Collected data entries
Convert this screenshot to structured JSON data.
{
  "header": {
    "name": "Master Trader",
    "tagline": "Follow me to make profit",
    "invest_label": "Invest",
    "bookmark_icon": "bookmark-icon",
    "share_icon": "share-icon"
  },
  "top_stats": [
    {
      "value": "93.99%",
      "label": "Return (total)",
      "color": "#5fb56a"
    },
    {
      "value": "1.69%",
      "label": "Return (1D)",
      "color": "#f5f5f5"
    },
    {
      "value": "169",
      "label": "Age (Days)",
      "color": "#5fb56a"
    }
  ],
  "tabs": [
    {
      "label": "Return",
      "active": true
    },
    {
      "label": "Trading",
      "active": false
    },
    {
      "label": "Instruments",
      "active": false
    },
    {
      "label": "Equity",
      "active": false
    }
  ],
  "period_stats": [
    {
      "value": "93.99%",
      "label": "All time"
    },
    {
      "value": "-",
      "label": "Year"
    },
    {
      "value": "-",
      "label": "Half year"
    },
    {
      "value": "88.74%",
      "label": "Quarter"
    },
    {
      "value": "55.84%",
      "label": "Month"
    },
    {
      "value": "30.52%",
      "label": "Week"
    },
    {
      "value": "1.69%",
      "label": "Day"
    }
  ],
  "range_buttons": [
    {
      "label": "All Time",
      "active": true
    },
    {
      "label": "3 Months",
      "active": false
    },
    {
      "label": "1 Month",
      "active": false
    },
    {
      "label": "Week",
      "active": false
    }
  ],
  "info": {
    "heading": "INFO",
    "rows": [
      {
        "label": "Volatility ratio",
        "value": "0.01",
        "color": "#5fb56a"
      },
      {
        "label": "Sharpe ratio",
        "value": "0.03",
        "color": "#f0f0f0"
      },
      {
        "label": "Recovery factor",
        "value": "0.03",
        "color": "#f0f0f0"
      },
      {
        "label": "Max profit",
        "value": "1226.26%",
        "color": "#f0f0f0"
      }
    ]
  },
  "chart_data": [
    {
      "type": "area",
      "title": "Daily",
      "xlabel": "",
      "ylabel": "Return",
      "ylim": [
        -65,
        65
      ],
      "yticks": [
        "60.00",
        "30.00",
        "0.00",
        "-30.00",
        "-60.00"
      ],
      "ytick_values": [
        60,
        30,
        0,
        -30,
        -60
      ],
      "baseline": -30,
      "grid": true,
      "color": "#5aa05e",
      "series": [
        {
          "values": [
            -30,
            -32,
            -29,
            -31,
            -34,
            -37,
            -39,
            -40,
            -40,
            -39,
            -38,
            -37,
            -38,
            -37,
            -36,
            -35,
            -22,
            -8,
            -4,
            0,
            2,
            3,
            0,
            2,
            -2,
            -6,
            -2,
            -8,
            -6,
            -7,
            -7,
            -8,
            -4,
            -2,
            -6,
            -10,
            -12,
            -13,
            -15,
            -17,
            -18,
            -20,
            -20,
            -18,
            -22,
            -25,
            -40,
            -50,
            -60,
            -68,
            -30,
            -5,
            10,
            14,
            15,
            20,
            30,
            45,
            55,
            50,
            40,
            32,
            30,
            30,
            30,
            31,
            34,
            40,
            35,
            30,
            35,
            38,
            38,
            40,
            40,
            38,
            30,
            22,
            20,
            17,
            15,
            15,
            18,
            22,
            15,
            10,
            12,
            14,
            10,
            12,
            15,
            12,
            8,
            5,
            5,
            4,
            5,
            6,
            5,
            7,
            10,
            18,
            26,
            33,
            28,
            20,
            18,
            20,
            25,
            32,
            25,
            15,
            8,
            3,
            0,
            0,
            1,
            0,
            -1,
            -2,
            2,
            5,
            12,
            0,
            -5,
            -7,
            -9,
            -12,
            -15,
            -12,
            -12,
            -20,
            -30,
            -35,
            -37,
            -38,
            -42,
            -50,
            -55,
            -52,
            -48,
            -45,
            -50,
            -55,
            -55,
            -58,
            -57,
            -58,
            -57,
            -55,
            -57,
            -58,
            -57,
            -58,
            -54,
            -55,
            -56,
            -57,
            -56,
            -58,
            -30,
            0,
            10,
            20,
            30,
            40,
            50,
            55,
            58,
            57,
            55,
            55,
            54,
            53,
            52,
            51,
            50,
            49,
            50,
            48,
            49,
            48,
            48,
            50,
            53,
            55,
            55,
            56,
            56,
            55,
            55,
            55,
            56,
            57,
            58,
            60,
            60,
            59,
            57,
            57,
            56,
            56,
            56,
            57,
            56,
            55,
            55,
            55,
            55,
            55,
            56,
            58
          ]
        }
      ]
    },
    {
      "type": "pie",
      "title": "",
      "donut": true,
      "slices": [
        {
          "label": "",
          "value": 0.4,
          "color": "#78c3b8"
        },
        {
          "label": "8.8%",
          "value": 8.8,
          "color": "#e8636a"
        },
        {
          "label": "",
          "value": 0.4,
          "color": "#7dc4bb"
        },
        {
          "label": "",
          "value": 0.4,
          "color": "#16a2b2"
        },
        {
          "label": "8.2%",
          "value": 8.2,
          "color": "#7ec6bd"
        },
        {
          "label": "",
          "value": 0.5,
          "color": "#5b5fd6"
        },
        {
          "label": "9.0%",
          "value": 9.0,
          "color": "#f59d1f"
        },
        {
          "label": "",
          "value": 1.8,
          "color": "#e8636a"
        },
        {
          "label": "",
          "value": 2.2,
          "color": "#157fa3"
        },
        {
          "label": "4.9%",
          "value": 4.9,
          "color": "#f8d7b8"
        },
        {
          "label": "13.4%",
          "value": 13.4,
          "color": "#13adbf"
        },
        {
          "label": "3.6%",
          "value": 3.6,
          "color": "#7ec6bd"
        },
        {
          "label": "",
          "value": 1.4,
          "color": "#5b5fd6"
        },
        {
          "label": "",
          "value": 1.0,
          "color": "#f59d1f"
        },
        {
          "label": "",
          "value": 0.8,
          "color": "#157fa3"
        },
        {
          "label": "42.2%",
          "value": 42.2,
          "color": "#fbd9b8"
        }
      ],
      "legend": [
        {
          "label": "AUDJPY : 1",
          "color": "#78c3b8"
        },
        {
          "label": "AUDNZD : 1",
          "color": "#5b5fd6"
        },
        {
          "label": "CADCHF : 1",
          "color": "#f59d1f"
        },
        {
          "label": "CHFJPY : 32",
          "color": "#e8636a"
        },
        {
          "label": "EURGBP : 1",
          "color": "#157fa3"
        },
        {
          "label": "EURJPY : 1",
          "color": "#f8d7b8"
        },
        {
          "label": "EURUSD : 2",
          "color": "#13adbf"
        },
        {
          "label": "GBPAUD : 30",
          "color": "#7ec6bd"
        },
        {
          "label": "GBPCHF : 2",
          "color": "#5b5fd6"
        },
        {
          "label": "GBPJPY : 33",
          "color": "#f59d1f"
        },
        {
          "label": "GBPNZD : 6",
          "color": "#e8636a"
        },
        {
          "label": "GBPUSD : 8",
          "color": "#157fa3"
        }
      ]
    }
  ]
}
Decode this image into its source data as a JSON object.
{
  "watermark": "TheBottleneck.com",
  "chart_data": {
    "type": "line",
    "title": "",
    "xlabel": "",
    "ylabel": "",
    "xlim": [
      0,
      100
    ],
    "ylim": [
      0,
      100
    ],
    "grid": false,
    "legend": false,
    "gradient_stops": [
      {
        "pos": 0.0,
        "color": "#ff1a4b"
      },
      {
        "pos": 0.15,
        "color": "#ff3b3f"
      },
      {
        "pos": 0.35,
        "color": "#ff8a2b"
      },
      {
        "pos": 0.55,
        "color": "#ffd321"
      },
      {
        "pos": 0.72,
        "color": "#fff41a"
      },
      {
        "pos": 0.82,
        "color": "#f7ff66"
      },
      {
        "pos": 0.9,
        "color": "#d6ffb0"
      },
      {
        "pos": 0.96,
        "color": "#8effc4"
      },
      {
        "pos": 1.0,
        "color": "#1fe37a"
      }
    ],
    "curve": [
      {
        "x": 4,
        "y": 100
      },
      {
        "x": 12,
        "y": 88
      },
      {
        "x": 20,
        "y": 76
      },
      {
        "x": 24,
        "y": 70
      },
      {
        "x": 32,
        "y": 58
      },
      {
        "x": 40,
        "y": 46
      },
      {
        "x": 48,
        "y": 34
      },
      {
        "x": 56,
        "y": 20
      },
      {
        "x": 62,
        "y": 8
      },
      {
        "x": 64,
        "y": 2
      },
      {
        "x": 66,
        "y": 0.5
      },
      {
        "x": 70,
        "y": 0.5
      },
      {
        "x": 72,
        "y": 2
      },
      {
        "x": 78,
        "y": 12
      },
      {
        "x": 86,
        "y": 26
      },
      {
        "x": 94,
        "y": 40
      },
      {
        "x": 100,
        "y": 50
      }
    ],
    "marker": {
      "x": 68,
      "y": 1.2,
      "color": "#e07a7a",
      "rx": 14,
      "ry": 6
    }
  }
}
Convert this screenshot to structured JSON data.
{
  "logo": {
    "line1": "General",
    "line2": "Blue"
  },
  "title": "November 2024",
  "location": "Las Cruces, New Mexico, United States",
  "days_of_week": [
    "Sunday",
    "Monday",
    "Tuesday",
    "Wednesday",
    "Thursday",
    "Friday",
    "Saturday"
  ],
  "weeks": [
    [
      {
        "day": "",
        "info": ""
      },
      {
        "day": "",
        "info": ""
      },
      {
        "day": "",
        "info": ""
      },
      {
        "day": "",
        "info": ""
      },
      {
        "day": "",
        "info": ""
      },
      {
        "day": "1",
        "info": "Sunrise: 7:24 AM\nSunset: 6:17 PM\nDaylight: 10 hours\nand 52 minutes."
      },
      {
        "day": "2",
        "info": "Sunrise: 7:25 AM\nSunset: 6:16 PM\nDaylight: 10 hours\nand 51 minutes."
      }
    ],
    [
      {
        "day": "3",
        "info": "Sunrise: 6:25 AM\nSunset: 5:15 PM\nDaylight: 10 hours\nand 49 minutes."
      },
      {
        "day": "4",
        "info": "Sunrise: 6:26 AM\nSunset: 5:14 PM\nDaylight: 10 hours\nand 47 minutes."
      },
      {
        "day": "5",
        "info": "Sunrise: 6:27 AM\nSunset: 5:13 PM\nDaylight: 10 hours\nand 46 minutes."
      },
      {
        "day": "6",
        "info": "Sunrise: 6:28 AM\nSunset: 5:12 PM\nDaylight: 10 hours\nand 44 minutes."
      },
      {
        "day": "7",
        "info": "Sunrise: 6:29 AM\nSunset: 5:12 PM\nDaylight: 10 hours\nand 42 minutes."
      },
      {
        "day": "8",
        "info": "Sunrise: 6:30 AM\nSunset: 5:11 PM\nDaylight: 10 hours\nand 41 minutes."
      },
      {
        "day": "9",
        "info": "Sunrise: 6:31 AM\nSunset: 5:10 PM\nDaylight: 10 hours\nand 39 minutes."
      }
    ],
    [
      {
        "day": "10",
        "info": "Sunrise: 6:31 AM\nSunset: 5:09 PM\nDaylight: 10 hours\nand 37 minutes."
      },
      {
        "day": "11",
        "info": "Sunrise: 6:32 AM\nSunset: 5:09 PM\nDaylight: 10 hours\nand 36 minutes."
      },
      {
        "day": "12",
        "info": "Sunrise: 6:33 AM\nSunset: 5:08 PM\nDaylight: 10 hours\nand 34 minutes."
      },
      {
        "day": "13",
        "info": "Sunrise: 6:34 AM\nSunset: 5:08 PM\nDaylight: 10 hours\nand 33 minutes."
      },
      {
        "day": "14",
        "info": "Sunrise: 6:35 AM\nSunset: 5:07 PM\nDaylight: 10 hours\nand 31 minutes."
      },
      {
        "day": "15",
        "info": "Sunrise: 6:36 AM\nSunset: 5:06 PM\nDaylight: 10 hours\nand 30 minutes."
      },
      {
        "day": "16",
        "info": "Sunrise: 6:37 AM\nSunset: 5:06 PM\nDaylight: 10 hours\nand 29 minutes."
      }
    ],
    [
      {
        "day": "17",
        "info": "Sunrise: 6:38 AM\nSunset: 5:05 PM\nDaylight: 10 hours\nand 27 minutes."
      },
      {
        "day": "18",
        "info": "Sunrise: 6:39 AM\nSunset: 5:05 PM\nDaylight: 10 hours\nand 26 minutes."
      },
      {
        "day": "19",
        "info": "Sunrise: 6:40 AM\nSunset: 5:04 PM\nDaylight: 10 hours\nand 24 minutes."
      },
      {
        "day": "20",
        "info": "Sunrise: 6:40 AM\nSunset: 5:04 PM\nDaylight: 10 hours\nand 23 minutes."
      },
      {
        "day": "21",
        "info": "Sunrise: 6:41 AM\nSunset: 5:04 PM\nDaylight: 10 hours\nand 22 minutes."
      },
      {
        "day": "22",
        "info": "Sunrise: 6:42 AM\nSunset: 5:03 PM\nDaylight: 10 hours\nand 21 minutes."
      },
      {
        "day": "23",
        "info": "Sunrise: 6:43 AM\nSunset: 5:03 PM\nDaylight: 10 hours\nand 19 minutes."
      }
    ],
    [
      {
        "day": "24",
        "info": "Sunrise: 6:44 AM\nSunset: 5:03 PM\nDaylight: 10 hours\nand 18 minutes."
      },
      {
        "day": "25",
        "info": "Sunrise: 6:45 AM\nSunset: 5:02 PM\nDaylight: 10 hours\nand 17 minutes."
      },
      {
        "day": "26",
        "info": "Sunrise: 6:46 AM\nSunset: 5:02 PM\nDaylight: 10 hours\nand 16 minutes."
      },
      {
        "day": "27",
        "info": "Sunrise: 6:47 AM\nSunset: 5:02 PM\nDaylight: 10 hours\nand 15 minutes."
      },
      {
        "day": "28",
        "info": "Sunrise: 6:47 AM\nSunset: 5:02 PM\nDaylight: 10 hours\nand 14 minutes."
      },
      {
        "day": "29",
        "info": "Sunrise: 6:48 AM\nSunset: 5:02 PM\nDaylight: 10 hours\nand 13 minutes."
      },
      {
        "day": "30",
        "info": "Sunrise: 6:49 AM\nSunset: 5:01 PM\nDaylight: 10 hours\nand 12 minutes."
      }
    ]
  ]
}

• Exercise instructions: Only the number is wanted: how many lines in the data include the string "title"?

• Solution to the exercise: 4